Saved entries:
★ ★ ★ ★ ★
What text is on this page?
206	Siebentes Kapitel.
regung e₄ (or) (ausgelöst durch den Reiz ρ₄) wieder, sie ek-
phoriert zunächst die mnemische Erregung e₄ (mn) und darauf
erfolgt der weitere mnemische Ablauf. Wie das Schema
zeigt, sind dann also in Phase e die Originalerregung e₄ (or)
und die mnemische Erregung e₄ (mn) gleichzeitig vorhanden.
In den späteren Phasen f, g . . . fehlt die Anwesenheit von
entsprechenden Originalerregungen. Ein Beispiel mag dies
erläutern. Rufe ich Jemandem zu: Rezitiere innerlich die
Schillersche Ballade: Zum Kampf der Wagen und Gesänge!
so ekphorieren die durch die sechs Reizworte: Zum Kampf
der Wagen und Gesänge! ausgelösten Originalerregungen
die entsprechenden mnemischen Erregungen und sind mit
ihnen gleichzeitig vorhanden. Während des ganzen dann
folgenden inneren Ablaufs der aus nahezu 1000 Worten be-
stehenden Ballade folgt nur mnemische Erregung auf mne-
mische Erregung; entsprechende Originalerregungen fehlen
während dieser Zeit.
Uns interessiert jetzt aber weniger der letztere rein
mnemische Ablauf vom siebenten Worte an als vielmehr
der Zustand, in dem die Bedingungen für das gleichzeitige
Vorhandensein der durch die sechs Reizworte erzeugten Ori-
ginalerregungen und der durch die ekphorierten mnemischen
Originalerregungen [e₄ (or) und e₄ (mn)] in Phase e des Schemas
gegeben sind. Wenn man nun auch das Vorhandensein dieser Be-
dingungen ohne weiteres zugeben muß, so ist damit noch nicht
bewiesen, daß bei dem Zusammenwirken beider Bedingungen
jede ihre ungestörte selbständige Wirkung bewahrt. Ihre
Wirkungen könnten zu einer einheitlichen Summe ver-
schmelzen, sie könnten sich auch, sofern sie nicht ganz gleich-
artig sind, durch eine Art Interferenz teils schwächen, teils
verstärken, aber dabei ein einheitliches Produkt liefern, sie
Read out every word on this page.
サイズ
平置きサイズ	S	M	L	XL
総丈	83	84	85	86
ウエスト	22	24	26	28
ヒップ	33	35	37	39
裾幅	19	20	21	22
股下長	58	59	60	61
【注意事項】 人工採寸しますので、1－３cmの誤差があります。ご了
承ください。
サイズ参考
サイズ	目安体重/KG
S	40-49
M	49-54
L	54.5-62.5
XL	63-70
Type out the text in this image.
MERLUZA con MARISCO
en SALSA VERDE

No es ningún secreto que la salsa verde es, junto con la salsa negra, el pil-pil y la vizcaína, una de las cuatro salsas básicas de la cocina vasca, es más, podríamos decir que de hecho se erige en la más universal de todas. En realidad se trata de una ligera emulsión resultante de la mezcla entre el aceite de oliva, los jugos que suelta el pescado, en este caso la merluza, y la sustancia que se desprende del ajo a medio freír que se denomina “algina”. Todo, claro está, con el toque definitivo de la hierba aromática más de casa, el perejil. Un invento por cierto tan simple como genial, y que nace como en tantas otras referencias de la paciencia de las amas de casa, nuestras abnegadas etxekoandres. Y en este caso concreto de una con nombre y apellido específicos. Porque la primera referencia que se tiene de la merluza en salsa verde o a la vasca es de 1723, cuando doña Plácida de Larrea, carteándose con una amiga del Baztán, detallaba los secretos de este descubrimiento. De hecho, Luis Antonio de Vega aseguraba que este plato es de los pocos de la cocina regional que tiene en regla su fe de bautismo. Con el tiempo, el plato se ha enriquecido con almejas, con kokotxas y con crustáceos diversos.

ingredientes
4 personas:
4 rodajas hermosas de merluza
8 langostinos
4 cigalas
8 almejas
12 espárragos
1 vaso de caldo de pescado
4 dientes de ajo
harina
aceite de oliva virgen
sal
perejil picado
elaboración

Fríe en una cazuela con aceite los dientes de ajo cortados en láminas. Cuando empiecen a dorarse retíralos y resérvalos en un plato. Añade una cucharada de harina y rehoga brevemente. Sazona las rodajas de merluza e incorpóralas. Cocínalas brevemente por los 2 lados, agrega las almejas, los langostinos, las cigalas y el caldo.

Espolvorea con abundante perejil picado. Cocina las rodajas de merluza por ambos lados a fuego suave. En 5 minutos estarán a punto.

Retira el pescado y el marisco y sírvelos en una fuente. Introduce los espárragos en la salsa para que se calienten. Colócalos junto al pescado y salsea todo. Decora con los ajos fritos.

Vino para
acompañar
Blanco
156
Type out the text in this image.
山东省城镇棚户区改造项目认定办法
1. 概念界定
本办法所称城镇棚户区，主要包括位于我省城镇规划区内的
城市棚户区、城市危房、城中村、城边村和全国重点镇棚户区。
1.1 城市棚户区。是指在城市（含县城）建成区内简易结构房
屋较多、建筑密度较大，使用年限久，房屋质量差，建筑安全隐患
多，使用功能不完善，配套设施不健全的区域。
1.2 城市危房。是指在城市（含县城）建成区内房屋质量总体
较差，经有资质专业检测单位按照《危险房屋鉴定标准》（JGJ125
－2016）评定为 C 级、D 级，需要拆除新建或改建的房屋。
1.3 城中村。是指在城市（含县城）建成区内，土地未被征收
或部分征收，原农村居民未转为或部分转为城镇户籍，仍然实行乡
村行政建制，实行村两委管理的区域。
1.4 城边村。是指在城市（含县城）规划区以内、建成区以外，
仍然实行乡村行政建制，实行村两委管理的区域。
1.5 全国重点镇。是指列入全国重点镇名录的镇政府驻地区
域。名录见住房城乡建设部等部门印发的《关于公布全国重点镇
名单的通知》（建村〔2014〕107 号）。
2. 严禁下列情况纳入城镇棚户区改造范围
★ ★ ★ ★ ★
## Given exercise:
Extract all of the material exactly as it is written.

## Written answer:
What text is on this page?
206	Siebentes Kapitel.
regung e₄ (or) (ausgelöst durch den Reiz ρ₄) wieder, sie ek-
phoriert zunächst die mnemische Erregung e₄ (mn) und darauf
erfolgt der weitere mnemische Ablauf. Wie das Schema
zeigt, sind dann also in Phase e die Originalerregung e₄ (or)
und die mnemische Erregung e₄ (mn) gleichzeitig vorhanden.
In den späteren Phasen f, g . . . fehlt die Anwesenheit von
entsprechenden Originalerregungen. Ein Beispiel mag dies
erläutern. Rufe ich Jemandem zu: Rezitiere innerlich die
Schillersche Ballade: Zum Kampf der Wagen und Gesänge!
so ekphorieren die durch die sechs Reizworte: Zum Kampf
der Wagen und Gesänge! ausgelösten Originalerregungen
die entsprechenden mnemischen Erregungen und sind mit
ihnen gleichzeitig vorhanden. Während des ganzen dann
folgenden inneren Ablaufs der aus nahezu 1000 Worten be-
stehenden Ballade folgt nur mnemische Erregung auf mne-
mische Erregung; entsprechende Originalerregungen fehlen
während dieser Zeit.
Uns interessiert jetzt aber weniger der letztere rein
mnemische Ablauf vom siebenten Worte an als vielmehr
der Zustand, in dem die Bedingungen für das gleichzeitige
Vorhandensein der durch die sechs Reizworte erzeugten Ori-
ginalerregungen und der durch die ekphorierten mnemischen
Originalerregungen [e₄ (or) und e₄ (mn)] in Phase e des Schemas
gegeben sind. Wenn man nun auch das Vorhandensein dieser Be-
dingungen ohne weiteres zugeben muß, so ist damit noch nicht
bewiesen, daß bei dem Zusammenwirken beider Bedingungen
jede ihre ungestörte selbständige Wirkung bewahrt. Ihre
Wirkungen könnten zu einer einheitlichen Summe ver-
schmelzen, sie könnten sich auch, sofern sie nicht ganz gleich-
artig sind, durch eine Art Interferenz teils schwächen, teils
verstärken, aber dabei ein einheitliches Produkt liefern, sie
Read out every word on this page.
サイズ
平置きサイズ	S	M	L	XL
総丈	83	84	85	86
ウエスト	22	24	26	28
ヒップ	33	35	37	39
裾幅	19	20	21	22
股下長	58	59	60	61
【注意事項】 人工採寸しますので、1－３cmの誤差があります。ご了
承ください。
サイズ参考
サイズ	目安体重/KG
S	40-49
M	49-54
L	54.5-62.5
XL	63-70
Type out the text in this image.
MERLUZA con MARISCO
en SALSA VERDE

No es ningún secreto que la salsa verde es, junto con la salsa negra, el pil-pil y la vizcaína, una de las cuatro salsas básicas de la cocina vasca, es más, podríamos decir que de hecho se erige en la más universal de todas. En realidad se trata de una ligera emulsión resultante de la mezcla entre el aceite de oliva, los jugos que suelta el pescado, en este caso la merluza, y la sustancia que se desprende del ajo a medio freír que se denomina “algina”. Todo, claro está, con el toque definitivo de la hierba aromática más de casa, el perejil. Un invento por cierto tan simple como genial, y que nace como en tantas otras referencias de la paciencia de las amas de casa, nuestras abnegadas etxekoandres. Y en este caso concreto de una con nombre y apellido específicos. Porque la primera referencia que se tiene de la merluza en salsa verde o a la vasca es de 1723, cuando doña Plácida de Larrea, carteándose con una amiga del Baztán, detallaba los secretos de este descubrimiento. De hecho, Luis Antonio de Vega aseguraba que este plato es de los pocos de la cocina regional que tiene en regla su fe de bautismo. Con el tiempo, el plato se ha enriquecido con almejas, con kokotxas y con crustáceos diversos.

ingredientes
4 personas:
4 rodajas hermosas de merluza
8 langostinos
4 cigalas
8 almejas
12 espárragos
1 vaso de caldo de pescado
4 dientes de ajo
harina
aceite de oliva virgen
sal
perejil picado
elaboración

Fríe en una cazuela con aceite los dientes de ajo cortados en láminas. Cuando empiecen a dorarse retíralos y resérvalos en un plato. Añade una cucharada de harina y rehoga brevemente. Sazona las rodajas de merluza e incorpóralas. Cocínalas brevemente por los 2 lados, agrega las almejas, los langostinos, las cigalas y el caldo.

Espolvorea con abundante perejil picado. Cocina las rodajas de merluza por ambos lados a fuego suave. En 5 minutos estarán a punto.

Retira el pescado y el marisco y sírvelos en una fuente. Introduce los espárragos en la salsa para que se calienten. Colócalos junto al pescado y salsea todo. Decora con los ajos fritos.

Vino para
acompañar
Blanco
156
Type out the text in this image.
山东省城镇棚户区改造项目认定办法
1. 概念界定
本办法所称城镇棚户区，主要包括位于我省城镇规划区内的
城市棚户区、城市危房、城中村、城边村和全国重点镇棚户区。
1.1 城市棚户区。是指在城市（含县城）建成区内简易结构房
屋较多、建筑密度较大，使用年限久，房屋质量差，建筑安全隐患
多，使用功能不完善，配套设施不健全的区域。
1.2 城市危房。是指在城市（含县城）建成区内房屋质量总体
较差，经有资质专业检测单位按照《危险房屋鉴定标准》（JGJ125
－2016）评定为 C 级、D 级，需要拆除新建或改建的房屋。
1.3 城中村。是指在城市（含县城）建成区内，土地未被征收
或部分征收，原农村居民未转为或部分转为城镇户籍，仍然实行乡
村行政建制，实行村两委管理的区域。
1.4 城边村。是指在城市（含县城）规划区以内、建成区以外，
仍然实行乡村行政建制，实行村两委管理的区域。
1.5 全国重点镇。是指列入全国重点镇名录的镇政府驻地区
域。名录见住房城乡建设部等部门印发的《关于公布全国重点镇
名单的通知》（建村〔2014〕107 号）。
2. 严禁下列情况纳入城镇棚户区改造范围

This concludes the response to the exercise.